What you are asked to do - Copy out all the data, word for word.

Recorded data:
::::::

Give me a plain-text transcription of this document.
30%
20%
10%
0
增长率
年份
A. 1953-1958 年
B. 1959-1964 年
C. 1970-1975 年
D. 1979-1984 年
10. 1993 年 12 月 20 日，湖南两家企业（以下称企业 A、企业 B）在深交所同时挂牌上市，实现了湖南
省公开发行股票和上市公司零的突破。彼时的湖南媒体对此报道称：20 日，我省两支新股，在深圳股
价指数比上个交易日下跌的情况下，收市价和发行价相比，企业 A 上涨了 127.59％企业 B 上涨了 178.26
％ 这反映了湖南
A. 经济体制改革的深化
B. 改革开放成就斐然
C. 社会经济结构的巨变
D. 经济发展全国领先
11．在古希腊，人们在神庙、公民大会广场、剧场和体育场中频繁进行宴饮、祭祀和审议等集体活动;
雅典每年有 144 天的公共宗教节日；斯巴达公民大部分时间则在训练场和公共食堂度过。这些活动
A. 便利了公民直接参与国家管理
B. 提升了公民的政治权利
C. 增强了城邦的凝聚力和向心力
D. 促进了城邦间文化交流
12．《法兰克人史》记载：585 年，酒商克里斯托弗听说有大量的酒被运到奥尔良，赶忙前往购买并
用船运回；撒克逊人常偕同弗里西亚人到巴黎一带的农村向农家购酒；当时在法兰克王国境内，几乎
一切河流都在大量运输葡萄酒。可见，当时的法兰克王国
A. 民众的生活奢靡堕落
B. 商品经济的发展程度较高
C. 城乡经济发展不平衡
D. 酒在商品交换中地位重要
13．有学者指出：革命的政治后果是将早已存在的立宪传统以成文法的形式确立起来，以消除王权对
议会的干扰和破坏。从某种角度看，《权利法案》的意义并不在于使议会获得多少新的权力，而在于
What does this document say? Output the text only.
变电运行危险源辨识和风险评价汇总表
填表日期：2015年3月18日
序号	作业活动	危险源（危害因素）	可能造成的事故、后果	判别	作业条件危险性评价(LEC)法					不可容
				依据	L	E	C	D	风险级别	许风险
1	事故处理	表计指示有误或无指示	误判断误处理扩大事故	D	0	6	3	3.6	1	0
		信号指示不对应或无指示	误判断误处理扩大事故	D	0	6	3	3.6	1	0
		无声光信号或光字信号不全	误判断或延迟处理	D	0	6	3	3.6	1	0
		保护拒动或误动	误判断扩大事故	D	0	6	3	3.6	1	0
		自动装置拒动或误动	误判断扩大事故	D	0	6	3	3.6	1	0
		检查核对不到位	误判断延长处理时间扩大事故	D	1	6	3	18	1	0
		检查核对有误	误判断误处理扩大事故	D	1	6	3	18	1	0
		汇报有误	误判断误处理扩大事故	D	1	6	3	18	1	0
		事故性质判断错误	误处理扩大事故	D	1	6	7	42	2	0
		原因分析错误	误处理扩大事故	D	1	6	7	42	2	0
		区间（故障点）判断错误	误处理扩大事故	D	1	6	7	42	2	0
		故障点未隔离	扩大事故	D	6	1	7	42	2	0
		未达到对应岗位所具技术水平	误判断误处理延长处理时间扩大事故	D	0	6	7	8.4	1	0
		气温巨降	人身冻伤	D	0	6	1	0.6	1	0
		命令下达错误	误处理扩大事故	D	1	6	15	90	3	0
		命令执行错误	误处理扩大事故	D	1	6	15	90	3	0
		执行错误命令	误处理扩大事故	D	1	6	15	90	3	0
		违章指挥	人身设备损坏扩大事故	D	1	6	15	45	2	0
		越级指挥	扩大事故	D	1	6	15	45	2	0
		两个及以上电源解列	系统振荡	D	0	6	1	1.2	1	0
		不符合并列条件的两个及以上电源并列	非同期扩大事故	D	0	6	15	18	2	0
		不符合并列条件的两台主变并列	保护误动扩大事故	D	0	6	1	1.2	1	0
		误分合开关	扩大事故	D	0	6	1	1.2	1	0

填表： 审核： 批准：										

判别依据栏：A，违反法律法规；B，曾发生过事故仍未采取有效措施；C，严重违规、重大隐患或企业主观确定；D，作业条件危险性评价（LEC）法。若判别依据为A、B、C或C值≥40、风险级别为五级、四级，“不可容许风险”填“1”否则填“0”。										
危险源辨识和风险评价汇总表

::::::

Full output -
Give me a plain-text transcription of this document.
30%
20%
10%
0
增长率
年份
A. 1953-1958 年
B. 1959-1964 年
C. 1970-1975 年
D. 1979-1984 年
10. 1993 年 12 月 20 日，湖南两家企业（以下称企业 A、企业 B）在深交所同时挂牌上市，实现了湖南
省公开发行股票和上市公司零的突破。彼时的湖南媒体对此报道称：20 日，我省两支新股，在深圳股
价指数比上个交易日下跌的情况下，收市价和发行价相比，企业 A 上涨了 127.59％企业 B 上涨了 178.26
％ 这反映了湖南
A. 经济体制改革的深化
B. 改革开放成就斐然
C. 社会经济结构的巨变
D. 经济发展全国领先
11．在古希腊，人们在神庙、公民大会广场、剧场和体育场中频繁进行宴饮、祭祀和审议等集体活动;
雅典每年有 144 天的公共宗教节日；斯巴达公民大部分时间则在训练场和公共食堂度过。这些活动
A. 便利了公民直接参与国家管理
B. 提升了公民的政治权利
C. 增强了城邦的凝聚力和向心力
D. 促进了城邦间文化交流
12．《法兰克人史》记载：585 年，酒商克里斯托弗听说有大量的酒被运到奥尔良，赶忙前往购买并
用船运回；撒克逊人常偕同弗里西亚人到巴黎一带的农村向农家购酒；当时在法兰克王国境内，几乎
一切河流都在大量运输葡萄酒。可见，当时的法兰克王国
A. 民众的生活奢靡堕落
B. 商品经济的发展程度较高
C. 城乡经济发展不平衡
D. 酒在商品交换中地位重要
13．有学者指出：革命的政治后果是将早已存在的立宪传统以成文法的形式确立起来，以消除王权对
议会的干扰和破坏。从某种角度看，《权利法案》的意义并不在于使议会获得多少新的权力，而在于
What does this document say? Output the text only.
变电运行危险源辨识和风险评价汇总表
填表日期：2015年3月18日
序号	作业活动	危险源（危害因素）	可能造成的事故、后果	判别	作业条件危险性评价(LEC)法					不可容
				依据	L	E	C	D	风险级别	许风险
1	事故处理	表计指示有误或无指示	误判断误处理扩大事故	D	0	6	3	3.6	1	0
		信号指示不对应或无指示	误判断误处理扩大事故	D	0	6	3	3.6	1	0
		无声光信号或光字信号不全	误判断或延迟处理	D	0	6	3	3.6	1	0
		保护拒动或误动	误判断扩大事故	D	0	6	3	3.6	1	0
		自动装置拒动或误动	误判断扩大事故	D	0	6	3	3.6	1	0
		检查核对不到位	误判断延长处理时间扩大事故	D	1	6	3	18	1	0
		检查核对有误	误判断误处理扩大事故	D	1	6	3	18	1	0
		汇报有误	误判断误处理扩大事故	D	1	6	3	18	1	0
		事故性质判断错误	误处理扩大事故	D	1	6	7	42	2	0
		原因分析错误	误处理扩大事故	D	1	6	7	42	2	0
		区间（故障点）判断错误	误处理扩大事故	D	1	6	7	42	2	0
		故障点未隔离	扩大事故	D	6	1	7	42	2	0
		未达到对应岗位所具技术水平	误判断误处理延长处理时间扩大事故	D	0	6	7	8.4	1	0
		气温巨降	人身冻伤	D	0	6	1	0.6	1	0
		命令下达错误	误处理扩大事故	D	1	6	15	90	3	0
		命令执行错误	误处理扩大事故	D	1	6	15	90	3	0
		执行错误命令	误处理扩大事故	D	1	6	15	90	3	0
		违章指挥	人身设备损坏扩大事故	D	1	6	15	45	2	0
		越级指挥	扩大事故	D	1	6	15	45	2	0
		两个及以上电源解列	系统振荡	D	0	6	1	1.2	1	0
		不符合并列条件的两个及以上电源并列	非同期扩大事故	D	0	6	15	18	2	0
		不符合并列条件的两台主变并列	保护误动扩大事故	D	0	6	1	1.2	1	0
		误分合开关	扩大事故	D	0	6	1	1.2	1	0

填表： 审核： 批准：										

判别依据栏：A，违反法律法规；B，曾发生过事故仍未采取有效措施；C，严重违规、重大隐患或企业主观确定；D，作业条件危险性评价（LEC）法。若判别依据为A、B、C或C值≥40、风险级别为五级、四级，“不可容许风险”填“1”否则填“0”。										
危险源辨识和风险评价汇总表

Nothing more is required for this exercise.